Provided data:

<<<<

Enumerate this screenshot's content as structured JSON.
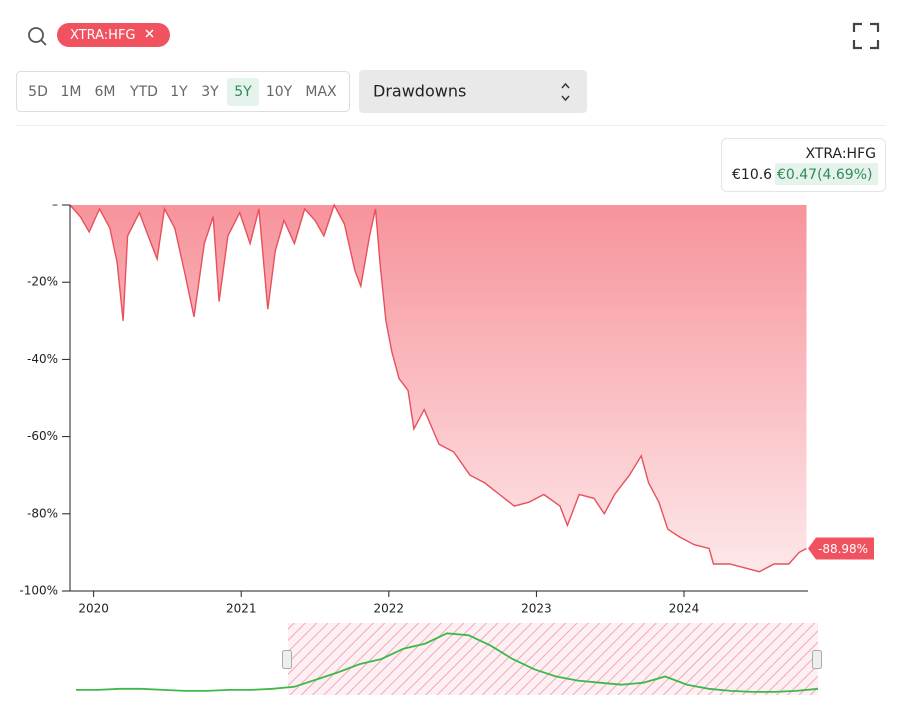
{
  "ui": {
    "ticker": "XTRA:HFG",
    "ranges": [
      "5D",
      "1M",
      "6M",
      "YTD",
      "1Y",
      "3Y",
      "5Y",
      "10Y",
      "MAX"
    ],
    "active_range": "5Y",
    "dropdown": "Drawdowns",
    "tooltip": {
      "title": "XTRA:HFG",
      "price": "€10.6",
      "change": "€0.47(4.69%)"
    }
  },
  "chart_data": [
    {
      "type": "area",
      "color": "#e8505b",
      "x": [
        2019.84,
        2019.91,
        2019.97,
        2020.04,
        2020.11,
        2020.16,
        2020.2,
        2020.23,
        2020.31,
        2020.38,
        2020.43,
        2020.48,
        2020.55,
        2020.62,
        2020.68,
        2020.75,
        2020.81,
        2020.85,
        2020.91,
        2020.99,
        2021.06,
        2021.12,
        2021.18,
        2021.23,
        2021.29,
        2021.36,
        2021.43,
        2021.5,
        2021.56,
        2021.63,
        2021.7,
        2021.77,
        2021.81,
        2021.87,
        2021.91,
        2021.94,
        2021.98,
        2022.02,
        2022.07,
        2022.13,
        2022.17,
        2022.24,
        2022.34,
        2022.44,
        2022.55,
        2022.65,
        2022.75,
        2022.85,
        2022.95,
        2023.05,
        2023.16,
        2023.21,
        2023.29,
        2023.39,
        2023.46,
        2023.53,
        2023.63,
        2023.71,
        2023.76,
        2023.83,
        2023.89,
        2023.97,
        2024.07,
        2024.17,
        2024.2,
        2024.31,
        2024.41,
        2024.51,
        2024.61,
        2024.71,
        2024.78,
        2024.83
      ],
      "values": [
        0,
        -3,
        -7,
        -1,
        -6,
        -15,
        -30,
        -8,
        -2,
        -9,
        -14,
        -1,
        -6,
        -18,
        -29,
        -10,
        -3,
        -25,
        -8,
        -2,
        -10,
        -1,
        -27,
        -12,
        -4,
        -10,
        -1,
        -4,
        -8,
        0,
        -5,
        -17,
        -21,
        -8,
        -1,
        -15,
        -30,
        -38,
        -45,
        -48,
        -58,
        -53,
        -62,
        -64,
        -70,
        -72,
        -75,
        -78,
        -77,
        -75,
        -78,
        -83,
        -75,
        -76,
        -80,
        -75,
        -70,
        -65,
        -72,
        -77,
        -84,
        -86,
        -88,
        -89,
        -93,
        -93,
        -94,
        -95,
        -93,
        -93,
        -90,
        -88.98
      ],
      "xlim": [
        2019.84,
        2024.84
      ],
      "ylim": [
        -100,
        0
      ],
      "xticks": [
        2020,
        2021,
        2022,
        2023,
        2024
      ],
      "yticks": [
        {
          "value": 0,
          "label": "–"
        },
        {
          "value": -20,
          "label": "-20%"
        },
        {
          "value": -40,
          "label": "-40%"
        },
        {
          "value": -60,
          "label": "-60%"
        },
        {
          "value": -80,
          "label": "-80%"
        },
        {
          "value": -100,
          "label": "-100%"
        }
      ],
      "annotations": [
        {
          "value": -88.98,
          "label": "-88.98%"
        }
      ]
    },
    {
      "type": "line",
      "color": "#3db84a",
      "ylim": [
        0,
        70
      ],
      "values": [
        5,
        5,
        6,
        6,
        5,
        4,
        4,
        5,
        5,
        6,
        8,
        15,
        22,
        30,
        35,
        45,
        50,
        60,
        58,
        48,
        35,
        25,
        18,
        14,
        12,
        10,
        12,
        18,
        10,
        6,
        4,
        3,
        3,
        4,
        6
      ]
    }
  ]
}
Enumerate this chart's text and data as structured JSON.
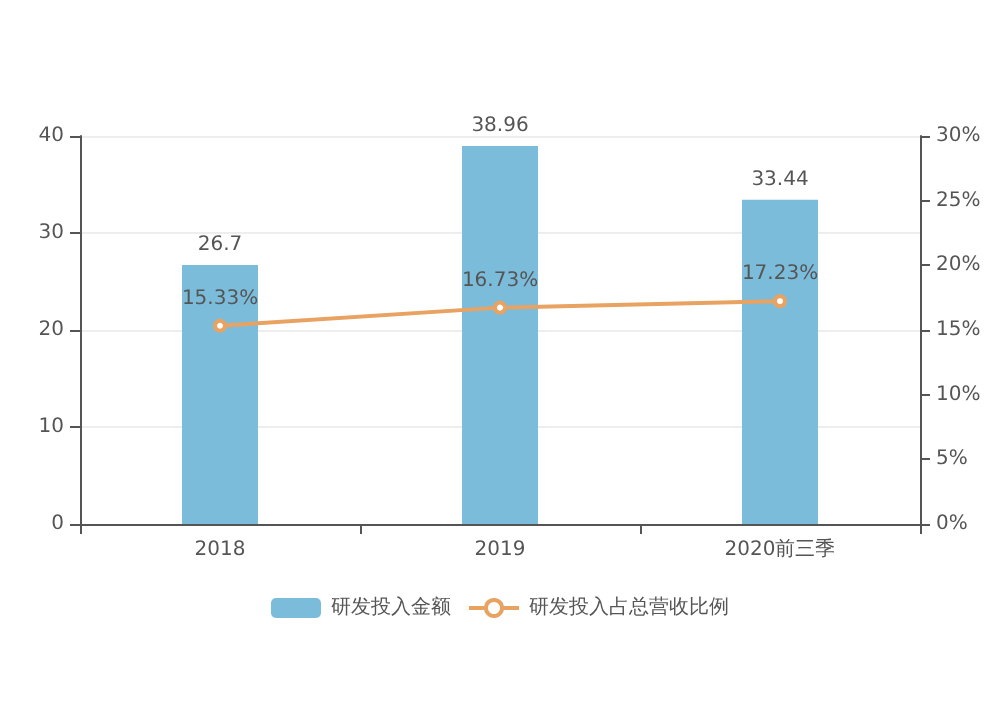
{
  "chart_data": {
    "type": "bar",
    "categories": [
      "2018",
      "2019",
      "2020前三季"
    ],
    "series": [
      {
        "name": "研发投入金额",
        "color": "#7bbcdb",
        "values": [
          26.7,
          38.96,
          33.44
        ],
        "value_labels": [
          "26.7",
          "38.96",
          "33.44"
        ]
      },
      {
        "name": "研发投入占总营收比例",
        "type": "line",
        "axis": "y2",
        "color": "#e8a262",
        "values": [
          15.33,
          16.73,
          17.23
        ],
        "value_labels": [
          "15.33%",
          "16.73%",
          "17.23%"
        ]
      }
    ],
    "ylim": [
      0,
      40
    ],
    "yticks": [
      0,
      10,
      20,
      30,
      40
    ],
    "y2lim": [
      0,
      30
    ],
    "y2ticks": [
      {
        "value": 0,
        "label": "0%"
      },
      {
        "value": 5,
        "label": "5%"
      },
      {
        "value": 10,
        "label": "10%"
      },
      {
        "value": 15,
        "label": "15%"
      },
      {
        "value": 20,
        "label": "20%"
      },
      {
        "value": 25,
        "label": "25%"
      },
      {
        "value": 30,
        "label": "30%"
      }
    ],
    "grid": "y",
    "legend": "bottom",
    "marker": "circle"
  }
}
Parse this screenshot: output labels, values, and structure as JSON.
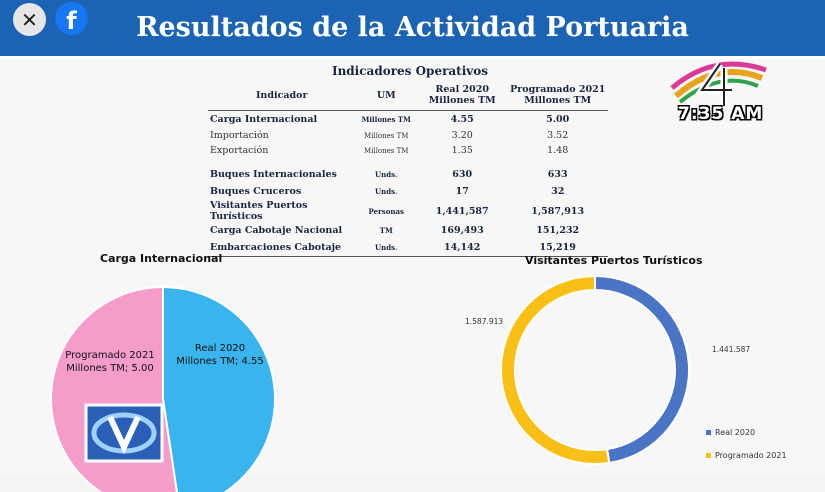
{
  "header": {
    "title": "Resultados de la Actividad Portuaria",
    "close_icon": "close-icon",
    "share_icon": "facebook-icon"
  },
  "clock": {
    "time": "7:35 AM"
  },
  "table": {
    "title": "Indicadores Operativos",
    "columns": [
      "Indicador",
      "UM",
      "Real 2020\nMillones TM",
      "Programado 2021\nMillones TM"
    ],
    "rows": [
      {
        "indicator": "Carga Internacional",
        "um": "Millones TM",
        "real": "4.55",
        "prog": "5.00",
        "bold": true
      },
      {
        "indicator": "Importación",
        "um": "Millones TM",
        "real": "3.20",
        "prog": "3.52",
        "bold": false
      },
      {
        "indicator": "Exportación",
        "um": "Millones TM",
        "real": "1.35",
        "prog": "1.48",
        "bold": false
      },
      {
        "indicator": "Buques Internacionales",
        "um": "Unds.",
        "real": "630",
        "prog": "633",
        "bold": true
      },
      {
        "indicator": "Buques Cruceros",
        "um": "Unds.",
        "real": "17",
        "prog": "32",
        "bold": true
      },
      {
        "indicator": "Visitantes Puertos Turísticos",
        "um": "Personas",
        "real": "1,441,587",
        "prog": "1,587,913",
        "bold": true
      },
      {
        "indicator": "Carga Cabotaje Nacional",
        "um": "TM",
        "real": "169,493",
        "prog": "151,232",
        "bold": true
      },
      {
        "indicator": "Embarcaciones Cabotaje",
        "um": "Unds.",
        "real": "14,142",
        "prog": "15,219",
        "bold": true
      }
    ]
  },
  "chart_data": [
    {
      "type": "pie",
      "title": "Carga Internacional",
      "series": [
        {
          "name": "Real 2020",
          "value": 4.55,
          "label": "Real 2020\nMillones TM; 4.55",
          "color": "#3ab4ec"
        },
        {
          "name": "Programado 2021",
          "value": 5.0,
          "label": "Programado 2021\nMillones TM; 5.00",
          "color": "#f59ccb"
        }
      ]
    },
    {
      "type": "pie",
      "title": "Visitantes Puertos Turísticos",
      "donut": true,
      "series": [
        {
          "name": "Real 2020",
          "value": 1441587,
          "label": "1.441.587",
          "color": "#4a74c4"
        },
        {
          "name": "Programado 2021",
          "value": 1587913,
          "label": "1.587.913",
          "color": "#f8c016"
        }
      ],
      "legend": "bottom-right"
    }
  ]
}
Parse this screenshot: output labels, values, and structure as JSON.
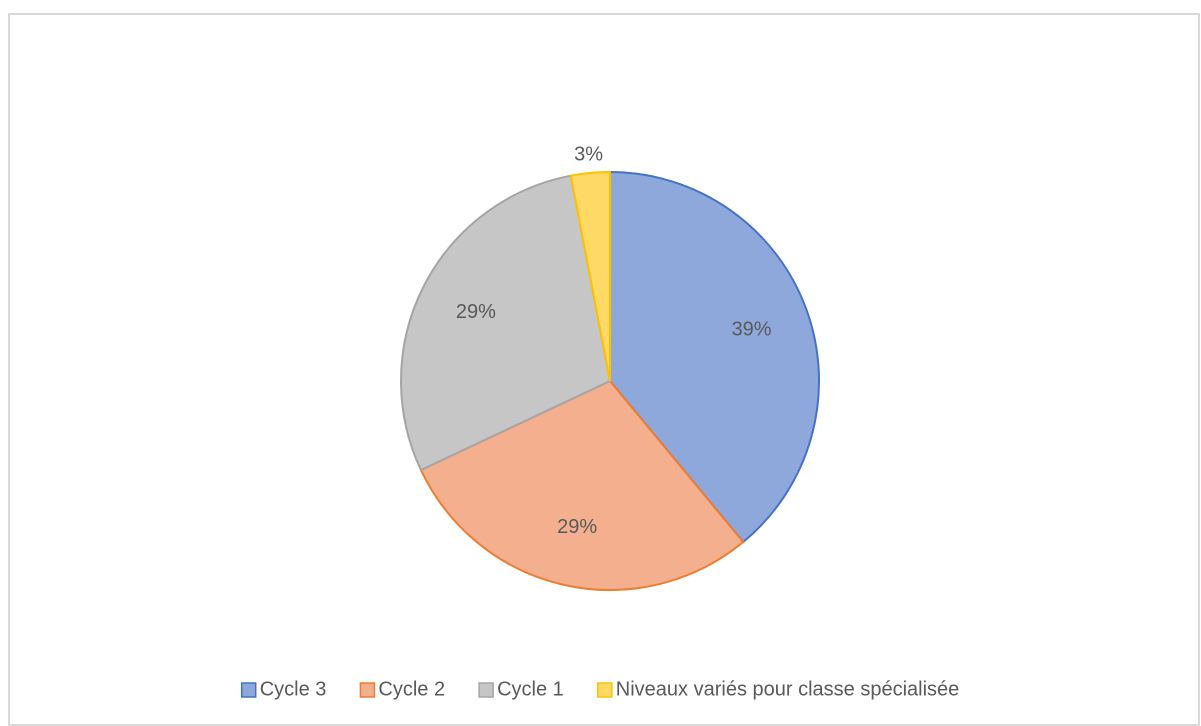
{
  "chart_data": {
    "type": "pie",
    "categories": [
      "Cycle 3",
      "Cycle 2",
      "Cycle 1",
      "Niveaux variés pour classe spécialisée"
    ],
    "values": [
      39,
      29,
      29,
      3
    ],
    "value_labels": [
      "39%",
      "29%",
      "29%",
      "3%"
    ],
    "colors": [
      "#8fa8dc",
      "#f4b08e",
      "#c6c6c6",
      "#ffd966"
    ],
    "edge_colors": [
      "#4472c4",
      "#ed7d31",
      "#a5a5a5",
      "#ffc000"
    ],
    "legend": "bottom"
  }
}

>>>>

Your task: Count how many lines of the data include the word "title". Your reply should be that number alone.

Finished task: 5